-- Stated goal --
Exact reproduction of the data is required, with images excluded.

Collected data entries
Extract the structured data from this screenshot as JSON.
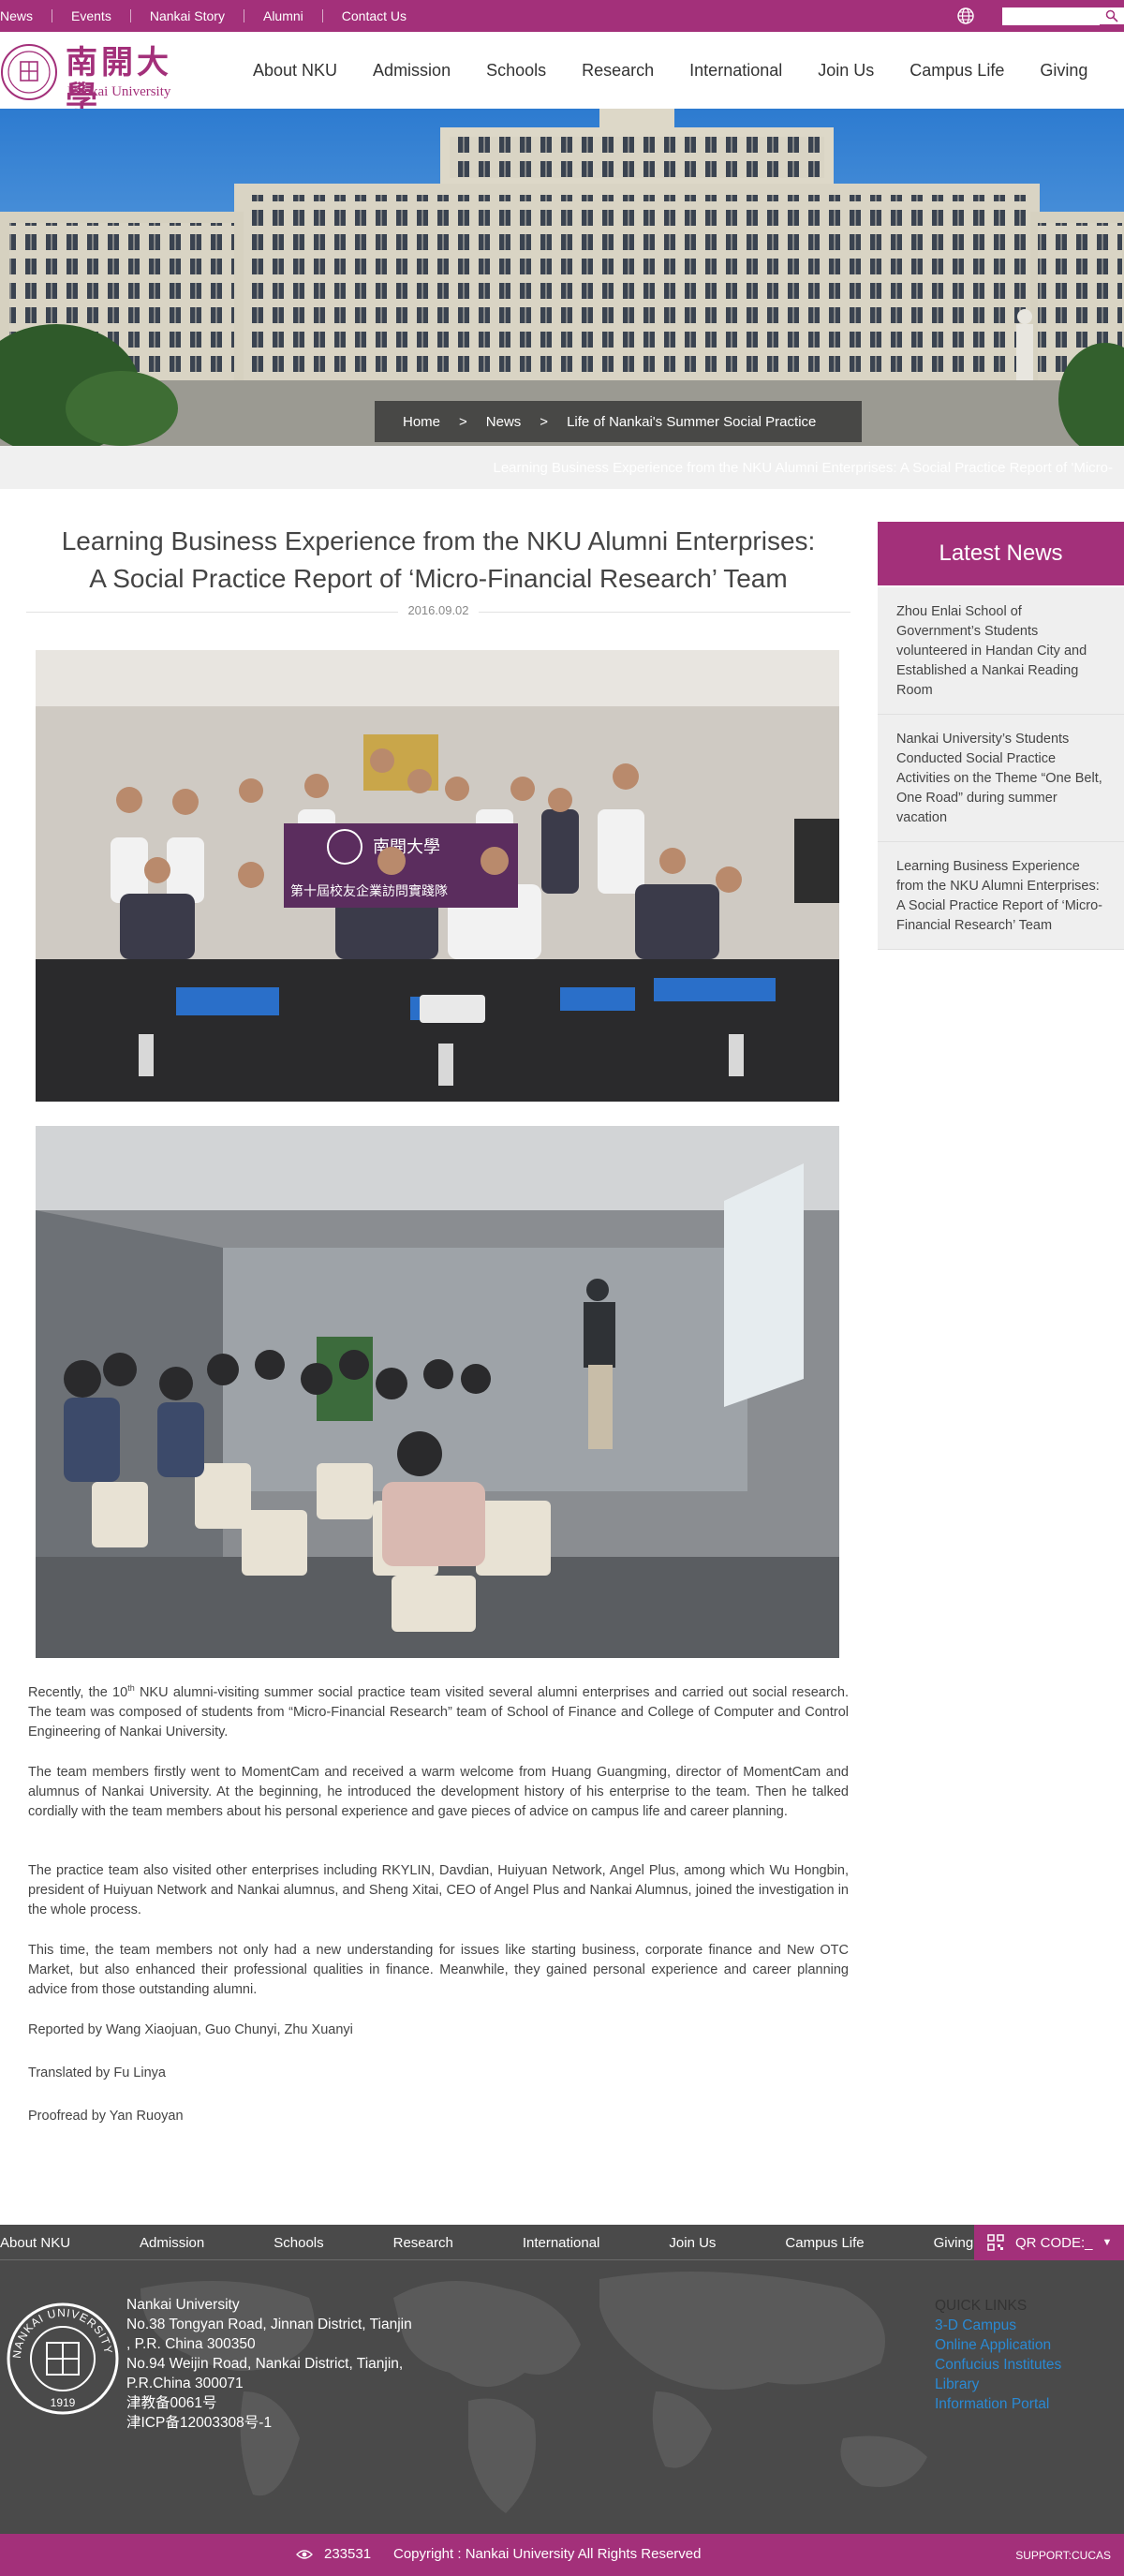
{
  "topbar": {
    "links": [
      "News",
      "Events",
      "Nankai Story",
      "Alumni",
      "Contact Us"
    ],
    "search_placeholder": ""
  },
  "logo": {
    "cn": "南開大學",
    "en": "Nankai University"
  },
  "nav": [
    "About NKU",
    "Admission",
    "Schools",
    "Research",
    "International",
    "Join Us",
    "Campus Life",
    "Giving"
  ],
  "breadcrumb": {
    "home": "Home",
    "sep": ">",
    "news": "News",
    "section": "Life of Nankai's Summer Social Practice"
  },
  "crumb_ghost": "Learning Business Experience from the NKU Alumni Enterprises: A Social Practice Report of 'Micro-",
  "article": {
    "title_line1": "Learning Business Experience from the NKU Alumni Enterprises:",
    "title_line2": "A Social Practice Report of ‘Micro-Financial Research’ Team",
    "date": "2016.09.02",
    "p1_a": "Recently, the 10",
    "p1_sup": "th",
    "p1_b": " NKU alumni-visiting summer social practice team visited several alumni enterprises and carried out social research. The team was composed of students from “Micro-Financial Research” team of School of Finance and College of Computer and Control Engineering of Nankai University.",
    "p2": "The team members firstly went to MomentCam and received a warm welcome from Huang Guangming, director of MomentCam and alumnus of Nankai University. At the beginning, he introduced the development history of his enterprise to the team. Then he talked cordially with the team members about his personal experience and gave pieces of advice on campus life and career planning.",
    "p3": "The practice team also visited other enterprises including RKYLIN, Davdian, Huiyuan Network, Angel Plus, among which Wu Hongbin, president of Huiyuan Network and Nankai alumnus, and Sheng Xitai, CEO of Angel Plus and Nankai Alumnus, joined the investigation in the whole process.",
    "p4": "This time, the team members not only had a new understanding for issues like starting business, corporate finance and New OTC Market, but also enhanced their professional qualities in finance. Meanwhile, they gained personal experience and career planning advice from those outstanding alumni.",
    "reported": "Reported by Wang Xiaojuan, Guo Chunyi, Zhu Xuanyi",
    "translated": "Translated by Fu Linya",
    "proofread": "Proofread by Yan Ruoyan",
    "banner_text": "第十屆校友企業訪問實踐隊"
  },
  "sidebar": {
    "heading": "Latest News",
    "items": [
      "Zhou Enlai School of Government’s Students volunteered in Handan City and Established a Nankai Reading Room",
      "Nankai University’s Students Conducted Social Practice Activities on the Theme “One Belt, One Road” during summer vacation",
      "Learning Business Experience from the NKU Alumni Enterprises: A Social Practice Report of ‘Micro-Financial Research’ Team"
    ]
  },
  "footer": {
    "nav": [
      "About NKU",
      "Admission",
      "Schools",
      "Research",
      "International",
      "Join Us",
      "Campus Life",
      "Giving"
    ],
    "qr_label": "QR CODE:_",
    "address": [
      "Nankai University",
      "No.38 Tongyan Road, Jinnan District, Tianjin",
      ", P.R. China 300350",
      "No.94 Weijin Road,  Nankai District, Tianjin,",
      "P.R.China  300071",
      "津教备0061号",
      "津ICP备12003308号-1"
    ],
    "quick_heading": "QUICK LINKS",
    "quick_links": [
      "3-D Campus",
      "Online Application",
      "Confucius Institutes",
      "Library",
      "Information Portal"
    ],
    "seal_text": "NANKAI UNIVERSITY",
    "seal_year": "1919"
  },
  "bottom": {
    "counter": "233531",
    "copyright": "Copyright : Nankai University All Rights Reserved",
    "support": "SUPPORT:CUCAS"
  },
  "colors": {
    "brand": "#a3307a",
    "footer": "#4a4a4a",
    "link": "#2a8ad4"
  }
}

-- Exercise answer --
Extract the structured data from this screenshot as JSON.
{
  "topbar": {
    "links": [
      "News",
      "Events",
      "Nankai Story",
      "Alumni",
      "Contact Us"
    ],
    "search_placeholder": ""
  },
  "logo": {
    "cn": "南開大學",
    "en": "Nankai University"
  },
  "nav": [
    "About NKU",
    "Admission",
    "Schools",
    "Research",
    "International",
    "Join Us",
    "Campus Life",
    "Giving"
  ],
  "breadcrumb": {
    "home": "Home",
    "sep": ">",
    "news": "News",
    "section": "Life of Nankai's Summer Social Practice"
  },
  "crumb_ghost": "Learning Business Experience from the NKU Alumni Enterprises: A Social Practice Report of 'Micro-",
  "article": {
    "title_line1": "Learning Business Experience from the NKU Alumni Enterprises:",
    "title_line2": "A Social Practice Report of ‘Micro-Financial Research’ Team",
    "date": "2016.09.02",
    "p1_a": "Recently, the 10",
    "p1_sup": "th",
    "p1_b": " NKU alumni-visiting summer social practice team visited several alumni enterprises and carried out social research. The team was composed of students from “Micro-Financial Research” team of School of Finance and College of Computer and Control Engineering of Nankai University.",
    "p2": "The team members firstly went to MomentCam and received a warm welcome from Huang Guangming, director of MomentCam and alumnus of Nankai University. At the beginning, he introduced the development history of his enterprise to the team. Then he talked cordially with the team members about his personal experience and gave pieces of advice on campus life and career planning.",
    "p3": "The practice team also visited other enterprises including RKYLIN, Davdian, Huiyuan Network, Angel Plus, among which Wu Hongbin, president of Huiyuan Network and Nankai alumnus, and Sheng Xitai, CEO of Angel Plus and Nankai Alumnus, joined the investigation in the whole process.",
    "p4": "This time, the team members not only had a new understanding for issues like starting business, corporate finance and New OTC Market, but also enhanced their professional qualities in finance. Meanwhile, they gained personal experience and career planning advice from those outstanding alumni.",
    "reported": "Reported by Wang Xiaojuan, Guo Chunyi, Zhu Xuanyi",
    "translated": "Translated by Fu Linya",
    "proofread": "Proofread by Yan Ruoyan",
    "banner_text": "第十屆校友企業訪問實踐隊"
  },
  "sidebar": {
    "heading": "Latest News",
    "items": [
      "Zhou Enlai School of Government’s Students volunteered in Handan City and Established a Nankai Reading Room",
      "Nankai University’s Students Conducted Social Practice Activities on the Theme “One Belt, One Road” during summer vacation",
      "Learning Business Experience from the NKU Alumni Enterprises: A Social Practice Report of ‘Micro-Financial Research’ Team"
    ]
  },
  "footer": {
    "nav": [
      "About NKU",
      "Admission",
      "Schools",
      "Research",
      "International",
      "Join Us",
      "Campus Life",
      "Giving"
    ],
    "qr_label": "QR CODE:_",
    "address": [
      "Nankai University",
      "No.38 Tongyan Road, Jinnan District, Tianjin",
      ", P.R. China 300350",
      "No.94 Weijin Road,  Nankai District, Tianjin,",
      "P.R.China  300071",
      "津教备0061号",
      "津ICP备12003308号-1"
    ],
    "quick_heading": "QUICK LINKS",
    "quick_links": [
      "3-D Campus",
      "Online Application",
      "Confucius Institutes",
      "Library",
      "Information Portal"
    ],
    "seal_text": "NANKAI UNIVERSITY",
    "seal_year": "1919"
  },
  "bottom": {
    "counter": "233531",
    "copyright": "Copyright : Nankai University All Rights Reserved",
    "support": "SUPPORT:CUCAS"
  },
  "colors": {
    "brand": "#a3307a",
    "footer": "#4a4a4a",
    "link": "#2a8ad4"
  }
}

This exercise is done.